▶ **Data lines**:
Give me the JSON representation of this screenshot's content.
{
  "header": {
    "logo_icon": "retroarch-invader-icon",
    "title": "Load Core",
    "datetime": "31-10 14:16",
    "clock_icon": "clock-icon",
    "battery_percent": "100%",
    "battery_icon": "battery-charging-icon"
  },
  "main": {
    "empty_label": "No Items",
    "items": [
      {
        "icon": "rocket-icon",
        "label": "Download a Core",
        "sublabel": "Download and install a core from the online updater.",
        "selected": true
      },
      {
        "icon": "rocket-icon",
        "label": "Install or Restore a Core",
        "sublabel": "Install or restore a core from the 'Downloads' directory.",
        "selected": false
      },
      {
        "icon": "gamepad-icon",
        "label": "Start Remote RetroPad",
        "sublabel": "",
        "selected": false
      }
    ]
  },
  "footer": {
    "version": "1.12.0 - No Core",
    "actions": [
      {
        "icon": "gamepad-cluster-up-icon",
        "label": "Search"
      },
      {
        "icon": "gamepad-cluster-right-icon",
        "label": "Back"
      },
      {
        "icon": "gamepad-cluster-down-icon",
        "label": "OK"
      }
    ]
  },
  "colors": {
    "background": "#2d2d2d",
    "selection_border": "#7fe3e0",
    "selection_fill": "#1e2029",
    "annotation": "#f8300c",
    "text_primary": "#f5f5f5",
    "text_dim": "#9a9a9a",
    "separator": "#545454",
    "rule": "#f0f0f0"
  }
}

▶ **What is expected**: Generate an exact reproduction of all entries.

▶ **Result**:
Give me the JSON representation of this screenshot's content.
{
  "header": {
    "logo_icon": "retroarch-invader-icon",
    "title": "Load Core",
    "datetime": "31-10 14:16",
    "clock_icon": "clock-icon",
    "battery_percent": "100%",
    "battery_icon": "battery-charging-icon"
  },
  "main": {
    "empty_label": "No Items",
    "items": [
      {
        "icon": "rocket-icon",
        "label": "Download a Core",
        "sublabel": "Download and install a core from the online updater.",
        "selected": true
      },
      {
        "icon": "rocket-icon",
        "label": "Install or Restore a Core",
        "sublabel": "Install or restore a core from the 'Downloads' directory.",
        "selected": false
      },
      {
        "icon": "gamepad-icon",
        "label": "Start Remote RetroPad",
        "sublabel": "",
        "selected": false
      }
    ]
  },
  "footer": {
    "version": "1.12.0 - No Core",
    "actions": [
      {
        "icon": "gamepad-cluster-up-icon",
        "label": "Search"
      },
      {
        "icon": "gamepad-cluster-right-icon",
        "label": "Back"
      },
      {
        "icon": "gamepad-cluster-down-icon",
        "label": "OK"
      }
    ]
  },
  "colors": {
    "background": "#2d2d2d",
    "selection_border": "#7fe3e0",
    "selection_fill": "#1e2029",
    "annotation": "#f8300c",
    "text_primary": "#f5f5f5",
    "text_dim": "#9a9a9a",
    "separator": "#545454",
    "rule": "#f0f0f0"
  }
}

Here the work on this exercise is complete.